◆ **YOUR INSTRUCTIONS**: How many of the lines below contain "this"? Answer with that number alone.

◆ **DATASET ENTRIES**:
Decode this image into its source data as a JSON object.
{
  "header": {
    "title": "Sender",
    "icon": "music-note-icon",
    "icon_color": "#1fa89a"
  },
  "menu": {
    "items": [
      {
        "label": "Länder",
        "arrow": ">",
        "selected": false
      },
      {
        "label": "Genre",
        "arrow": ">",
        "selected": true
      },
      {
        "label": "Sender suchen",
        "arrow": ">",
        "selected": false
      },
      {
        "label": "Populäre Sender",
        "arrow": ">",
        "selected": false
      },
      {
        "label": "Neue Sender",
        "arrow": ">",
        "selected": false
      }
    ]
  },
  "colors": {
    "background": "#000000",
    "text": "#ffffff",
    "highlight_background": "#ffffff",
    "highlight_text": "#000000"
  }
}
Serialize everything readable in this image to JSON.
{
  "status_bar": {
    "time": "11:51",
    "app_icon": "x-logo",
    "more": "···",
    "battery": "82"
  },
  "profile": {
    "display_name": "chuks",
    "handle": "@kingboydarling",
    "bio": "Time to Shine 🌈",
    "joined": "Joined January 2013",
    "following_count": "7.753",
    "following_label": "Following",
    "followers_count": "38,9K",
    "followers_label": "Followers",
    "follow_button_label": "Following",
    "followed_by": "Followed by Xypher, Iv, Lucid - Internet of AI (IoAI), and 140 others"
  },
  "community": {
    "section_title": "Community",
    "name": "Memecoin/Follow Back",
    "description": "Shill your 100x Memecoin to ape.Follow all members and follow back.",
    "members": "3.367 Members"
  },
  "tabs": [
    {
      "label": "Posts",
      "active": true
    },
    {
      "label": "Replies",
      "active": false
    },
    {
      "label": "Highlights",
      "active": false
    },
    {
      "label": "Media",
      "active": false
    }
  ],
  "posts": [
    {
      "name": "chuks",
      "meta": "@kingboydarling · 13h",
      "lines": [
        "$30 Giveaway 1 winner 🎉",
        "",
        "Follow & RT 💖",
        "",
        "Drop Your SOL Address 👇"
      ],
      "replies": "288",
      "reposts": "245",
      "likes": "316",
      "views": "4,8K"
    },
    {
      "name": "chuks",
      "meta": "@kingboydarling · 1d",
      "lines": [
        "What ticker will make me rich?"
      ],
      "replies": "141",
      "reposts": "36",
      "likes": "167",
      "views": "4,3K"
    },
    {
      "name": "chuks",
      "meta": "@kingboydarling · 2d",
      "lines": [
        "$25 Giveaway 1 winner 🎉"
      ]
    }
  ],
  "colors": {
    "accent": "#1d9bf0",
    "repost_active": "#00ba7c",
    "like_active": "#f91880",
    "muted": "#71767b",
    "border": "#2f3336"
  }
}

◆ **OUTPUT OF THE EXERCISE**: 2